■ EXERCISE DATA
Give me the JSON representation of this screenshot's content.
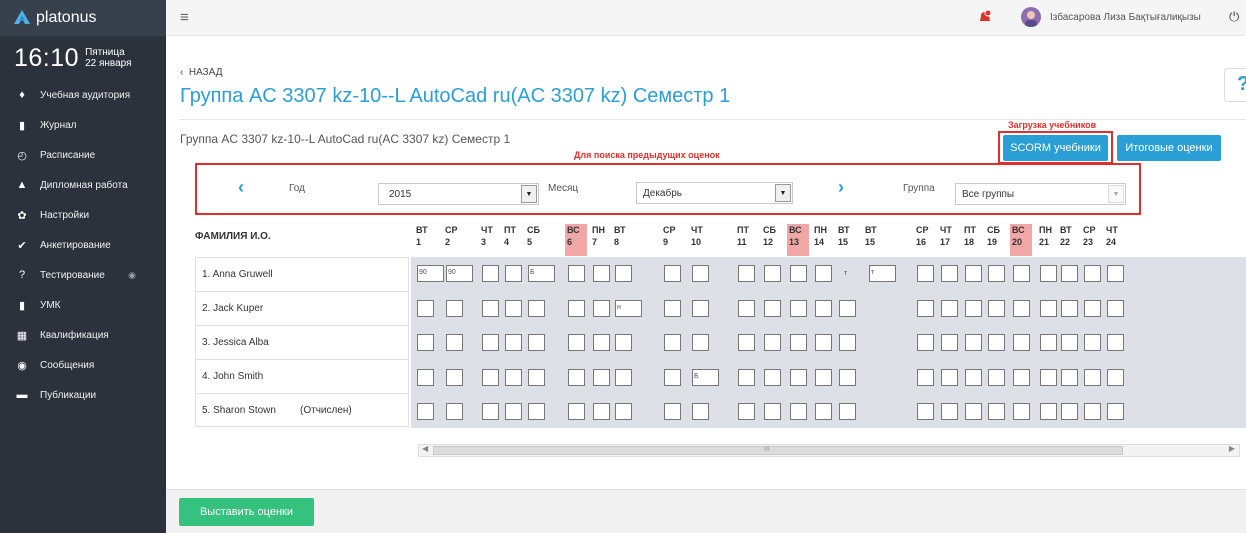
{
  "app": {
    "name": "platonus"
  },
  "clock": {
    "time": "16:10",
    "weekday": "Пятница",
    "date": "22 января"
  },
  "sidebar": {
    "items": [
      {
        "label": "Учебная аудитория",
        "icon": "classroom-icon"
      },
      {
        "label": "Журнал",
        "icon": "journal-icon"
      },
      {
        "label": "Расписание",
        "icon": "clock-icon"
      },
      {
        "label": "Дипломная работа",
        "icon": "graduation-cap-icon"
      },
      {
        "label": "Настройки",
        "icon": "wrench-icon"
      },
      {
        "label": "Анкетирование",
        "icon": "check-circle-icon"
      },
      {
        "label": "Тестирование",
        "icon": "question-circle-icon"
      },
      {
        "label": "УМК",
        "icon": "book-icon"
      },
      {
        "label": "Квалификация",
        "icon": "certificate-icon"
      },
      {
        "label": "Сообщения",
        "icon": "chat-icon"
      },
      {
        "label": "Публикации",
        "icon": "folder-icon"
      }
    ]
  },
  "header": {
    "user_name": "Ізбасарова Лиза Бақтығалиқызы"
  },
  "nav": {
    "back_label": "НАЗАД"
  },
  "page": {
    "title": "Группа AC 3307 kz-10--L AutoCad ru(AC 3307 kz) Семестр 1",
    "panel_title": "Группа AC 3307 kz-10--L AutoCad ru(AC 3307 kz) Семестр 1",
    "note_search": "Для поиска предыдущих оценок",
    "note_upload": "Загрузка учебников",
    "help": "?"
  },
  "buttons": {
    "scorm": "SCORM учебники",
    "final_grades": "Итоговые оценки",
    "set_grades": "Выставить оценки"
  },
  "filters": {
    "year_label": "Год",
    "year_value": "2015",
    "year_select": "2015",
    "month_label": "Месяц",
    "month_value": "Декабрь",
    "group_label": "Группа",
    "group_value": "Все группы"
  },
  "grid": {
    "name_header": "ФАМИЛИЯ И.О.",
    "days": [
      {
        "dow": "ВТ",
        "num": "1",
        "weekend": false
      },
      {
        "dow": "СР",
        "num": "2",
        "weekend": false
      },
      {
        "dow": "ЧТ",
        "num": "3",
        "weekend": false
      },
      {
        "dow": "ПТ",
        "num": "4",
        "weekend": false
      },
      {
        "dow": "СБ",
        "num": "5",
        "weekend": false
      },
      {
        "dow": "ВС",
        "num": "6",
        "weekend": true
      },
      {
        "dow": "ПН",
        "num": "7",
        "weekend": false
      },
      {
        "dow": "ВТ",
        "num": "8",
        "weekend": false
      },
      {
        "dow": "СР",
        "num": "9",
        "weekend": false
      },
      {
        "dow": "ЧТ",
        "num": "10",
        "weekend": false
      },
      {
        "dow": "ПТ",
        "num": "11",
        "weekend": false
      },
      {
        "dow": "СБ",
        "num": "12",
        "weekend": false
      },
      {
        "dow": "ВС",
        "num": "13",
        "weekend": true
      },
      {
        "dow": "ПН",
        "num": "14",
        "weekend": false
      },
      {
        "dow": "ВТ",
        "num": "15",
        "weekend": false
      },
      {
        "dow": "ВТ",
        "num": "15",
        "weekend": false
      },
      {
        "dow": "СР",
        "num": "16",
        "weekend": false
      },
      {
        "dow": "ЧТ",
        "num": "17",
        "weekend": false
      },
      {
        "dow": "ПТ",
        "num": "18",
        "weekend": false
      },
      {
        "dow": "СБ",
        "num": "19",
        "weekend": false
      },
      {
        "dow": "ВС",
        "num": "20",
        "weekend": true
      },
      {
        "dow": "ПН",
        "num": "21",
        "weekend": false
      },
      {
        "dow": "ВТ",
        "num": "22",
        "weekend": false
      },
      {
        "dow": "СР",
        "num": "23",
        "weekend": false
      },
      {
        "dow": "ЧТ",
        "num": "24",
        "weekend": false
      }
    ],
    "students": [
      {
        "name": "1. Anna Gruwell",
        "extra": "",
        "marks": [
          "90",
          "90",
          "",
          "",
          "Б",
          "",
          "",
          "",
          "",
          "",
          "",
          "",
          "",
          "",
          "т",
          "т",
          "",
          "",
          "",
          "",
          "",
          "",
          "",
          "",
          ""
        ]
      },
      {
        "name": "2. Jack Kuper",
        "extra": "",
        "marks": [
          "",
          "",
          "",
          "",
          "",
          "",
          "",
          "н",
          "",
          "",
          "",
          "",
          "",
          "",
          "",
          "",
          "",
          "",
          "",
          "",
          "",
          "",
          "",
          "",
          ""
        ]
      },
      {
        "name": "3. Jessica Alba",
        "extra": "",
        "marks": [
          "",
          "",
          "",
          "",
          "",
          "",
          "",
          "",
          "",
          "",
          "",
          "",
          "",
          "",
          "",
          "",
          "",
          "",
          "",
          "",
          "",
          "",
          "",
          "",
          ""
        ]
      },
      {
        "name": "4. John Smith",
        "extra": "",
        "marks": [
          "",
          "",
          "",
          "",
          "",
          "",
          "",
          "",
          "",
          "Б",
          "",
          "",
          "",
          "",
          "",
          "",
          "",
          "",
          "",
          "",
          "",
          "",
          "",
          "",
          ""
        ]
      },
      {
        "name": "5. Sharon Stown",
        "extra": "(Отчислен)",
        "marks": [
          "",
          "",
          "",
          "",
          "",
          "",
          "",
          "",
          "",
          "",
          "",
          "",
          "",
          "",
          "",
          "",
          "",
          "",
          "",
          "",
          "",
          "",
          "",
          "",
          ""
        ]
      }
    ]
  },
  "scrollbar": {
    "grip": "III"
  }
}
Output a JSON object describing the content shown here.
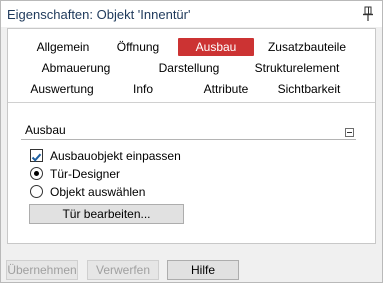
{
  "window": {
    "title": "Eigenschaften: Objekt 'Innentür'"
  },
  "tabs": [
    {
      "label": "Allgemein"
    },
    {
      "label": "Öffnung"
    },
    {
      "label": "Ausbau",
      "active": true
    },
    {
      "label": "Zusatzbauteile"
    },
    {
      "label": "Abmauerung"
    },
    {
      "label": "Darstellung"
    },
    {
      "label": "Strukturelement"
    },
    {
      "label": "Auswertung"
    },
    {
      "label": "Info"
    },
    {
      "label": "Attribute"
    },
    {
      "label": "Sichtbarkeit"
    }
  ],
  "group": {
    "title": "Ausbau",
    "checkbox_label": "Ausbauobjekt einpassen",
    "checkbox_checked": true,
    "radio_1_label": "Tür-Designer",
    "radio_1_checked": true,
    "radio_2_label": "Objekt auswählen",
    "radio_2_checked": false,
    "edit_button": "Tür bearbeiten..."
  },
  "footer": {
    "apply_button": "Übernehmen",
    "discard_button": "Verwerfen",
    "help_button": "Hilfe"
  },
  "colors": {
    "active_tab": "#cc3333",
    "checkmark": "#1e5fa0"
  }
}
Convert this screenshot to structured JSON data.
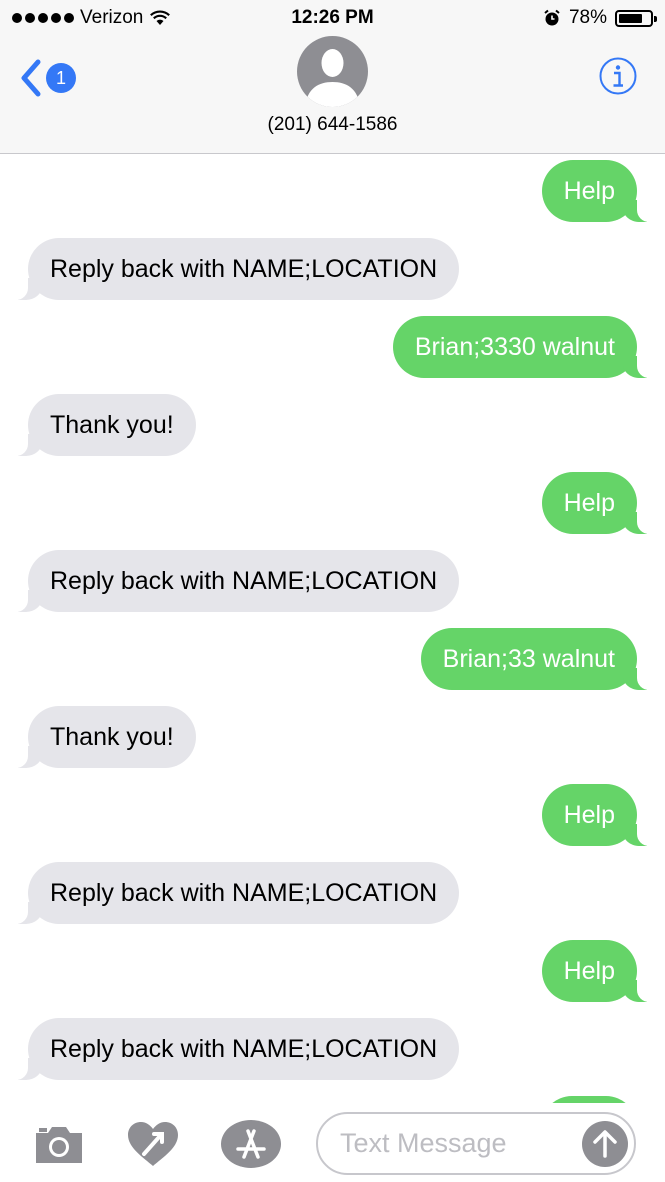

■ GIVEN REQUEST
Omit the pictures and reproduce the listing exactly.

■ ANSWER FOR THE TASK
Give me the JSON representation of this screenshot's content.
{
  "app": {
    "name": "platonus"
  },
  "clock": {
    "time": "16:10",
    "weekday": "Пятница",
    "date": "22 января"
  },
  "sidebar": {
    "items": [
      {
        "label": "Учебная аудитория",
        "icon": "classroom-icon"
      },
      {
        "label": "Журнал",
        "icon": "journal-icon"
      },
      {
        "label": "Расписание",
        "icon": "clock-icon"
      },
      {
        "label": "Дипломная работа",
        "icon": "graduation-cap-icon"
      },
      {
        "label": "Настройки",
        "icon": "wrench-icon"
      },
      {
        "label": "Анкетирование",
        "icon": "check-circle-icon"
      },
      {
        "label": "Тестирование",
        "icon": "question-circle-icon"
      },
      {
        "label": "УМК",
        "icon": "book-icon"
      },
      {
        "label": "Квалификация",
        "icon": "certificate-icon"
      },
      {
        "label": "Сообщения",
        "icon": "chat-icon"
      },
      {
        "label": "Публикации",
        "icon": "folder-icon"
      }
    ]
  },
  "header": {
    "user_name": "Ізбасарова Лиза Бақтығалиқызы"
  },
  "nav": {
    "back_label": "НАЗАД"
  },
  "page": {
    "title": "Группа AC 3307 kz-10--L AutoCad ru(AC 3307 kz) Семестр 1",
    "panel_title": "Группа AC 3307 kz-10--L AutoCad ru(AC 3307 kz) Семестр 1",
    "note_search": "Для поиска предыдущих оценок",
    "note_upload": "Загрузка учебников",
    "help": "?"
  },
  "buttons": {
    "scorm": "SCORM учебники",
    "final_grades": "Итоговые оценки",
    "set_grades": "Выставить оценки"
  },
  "filters": {
    "year_label": "Год",
    "year_value": "2015",
    "year_select": "2015",
    "month_label": "Месяц",
    "month_value": "Декабрь",
    "group_label": "Группа",
    "group_value": "Все группы"
  },
  "grid": {
    "name_header": "ФАМИЛИЯ И.О.",
    "days": [
      {
        "dow": "ВТ",
        "num": "1",
        "weekend": false
      },
      {
        "dow": "СР",
        "num": "2",
        "weekend": false
      },
      {
        "dow": "ЧТ",
        "num": "3",
        "weekend": false
      },
      {
        "dow": "ПТ",
        "num": "4",
        "weekend": false
      },
      {
        "dow": "СБ",
        "num": "5",
        "weekend": false
      },
      {
        "dow": "ВС",
        "num": "6",
        "weekend": true
      },
      {
        "dow": "ПН",
        "num": "7",
        "weekend": false
      },
      {
        "dow": "ВТ",
        "num": "8",
        "weekend": false
      },
      {
        "dow": "СР",
        "num": "9",
        "weekend": false
      },
      {
        "dow": "ЧТ",
        "num": "10",
        "weekend": false
      },
      {
        "dow": "ПТ",
        "num": "11",
        "weekend": false
      },
      {
        "dow": "СБ",
        "num": "12",
        "weekend": false
      },
      {
        "dow": "ВС",
        "num": "13",
        "weekend": true
      },
      {
        "dow": "ПН",
        "num": "14",
        "weekend": false
      },
      {
        "dow": "ВТ",
        "num": "15",
        "weekend": false
      },
      {
        "dow": "ВТ",
        "num": "15",
        "weekend": false
      },
      {
        "dow": "СР",
        "num": "16",
        "weekend": false
      },
      {
        "dow": "ЧТ",
        "num": "17",
        "weekend": false
      },
      {
        "dow": "ПТ",
        "num": "18",
        "weekend": false
      },
      {
        "dow": "СБ",
        "num": "19",
        "weekend": false
      },
      {
        "dow": "ВС",
        "num": "20",
        "weekend": true
      },
      {
        "dow": "ПН",
        "num": "21",
        "weekend": false
      },
      {
        "dow": "ВТ",
        "num": "22",
        "weekend": false
      },
      {
        "dow": "СР",
        "num": "23",
        "weekend": false
      },
      {
        "dow": "ЧТ",
        "num": "24",
        "weekend": false
      }
    ],
    "students": [
      {
        "name": "1. Anna Gruwell",
        "extra": "",
        "marks": [
          "90",
          "90",
          "",
          "",
          "Б",
          "",
          "",
          "",
          "",
          "",
          "",
          "",
          "",
          "",
          "т",
          "т",
          "",
          "",
          "",
          "",
          "",
          "",
          "",
          "",
          ""
        ]
      },
      {
        "name": "2. Jack Kuper",
        "extra": "",
        "marks": [
          "",
          "",
          "",
          "",
          "",
          "",
          "",
          "н",
          "",
          "",
          "",
          "",
          "",
          "",
          "",
          "",
          "",
          "",
          "",
          "",
          "",
          "",
          "",
          "",
          ""
        ]
      },
      {
        "name": "3. Jessica Alba",
        "extra": "",
        "marks": [
          "",
          "",
          "",
          "",
          "",
          "",
          "",
          "",
          "",
          "",
          "",
          "",
          "",
          "",
          "",
          "",
          "",
          "",
          "",
          "",
          "",
          "",
          "",
          "",
          ""
        ]
      },
      {
        "name": "4. John Smith",
        "extra": "",
        "marks": [
          "",
          "",
          "",
          "",
          "",
          "",
          "",
          "",
          "",
          "Б",
          "",
          "",
          "",
          "",
          "",
          "",
          "",
          "",
          "",
          "",
          "",
          "",
          "",
          "",
          ""
        ]
      },
      {
        "name": "5. Sharon Stown",
        "extra": "(Отчислен)",
        "marks": [
          "",
          "",
          "",
          "",
          "",
          "",
          "",
          "",
          "",
          "",
          "",
          "",
          "",
          "",
          "",
          "",
          "",
          "",
          "",
          "",
          "",
          "",
          "",
          "",
          ""
        ]
      }
    ]
  },
  "scrollbar": {
    "grip": "III"
  }
}
Output a JSON object describing the content shown here.
{
  "window": {
    "title": "Eigenschaften: Objekt 'Innentür'"
  },
  "tabs": [
    {
      "label": "Allgemein"
    },
    {
      "label": "Öffnung"
    },
    {
      "label": "Ausbau",
      "active": true
    },
    {
      "label": "Zusatzbauteile"
    },
    {
      "label": "Abmauerung"
    },
    {
      "label": "Darstellung"
    },
    {
      "label": "Strukturelement"
    },
    {
      "label": "Auswertung"
    },
    {
      "label": "Info"
    },
    {
      "label": "Attribute"
    },
    {
      "label": "Sichtbarkeit"
    }
  ],
  "group": {
    "title": "Ausbau",
    "checkbox_label": "Ausbauobjekt einpassen",
    "checkbox_checked": true,
    "radio_1_label": "Tür-Designer",
    "radio_1_checked": true,
    "radio_2_label": "Objekt auswählen",
    "radio_2_checked": false,
    "edit_button": "Tür bearbeiten..."
  },
  "footer": {
    "apply_button": "Übernehmen",
    "discard_button": "Verwerfen",
    "help_button": "Hilfe"
  },
  "colors": {
    "active_tab": "#cc3333",
    "checkmark": "#1e5fa0"
  }
}
Convert this screenshot to structured JSON data.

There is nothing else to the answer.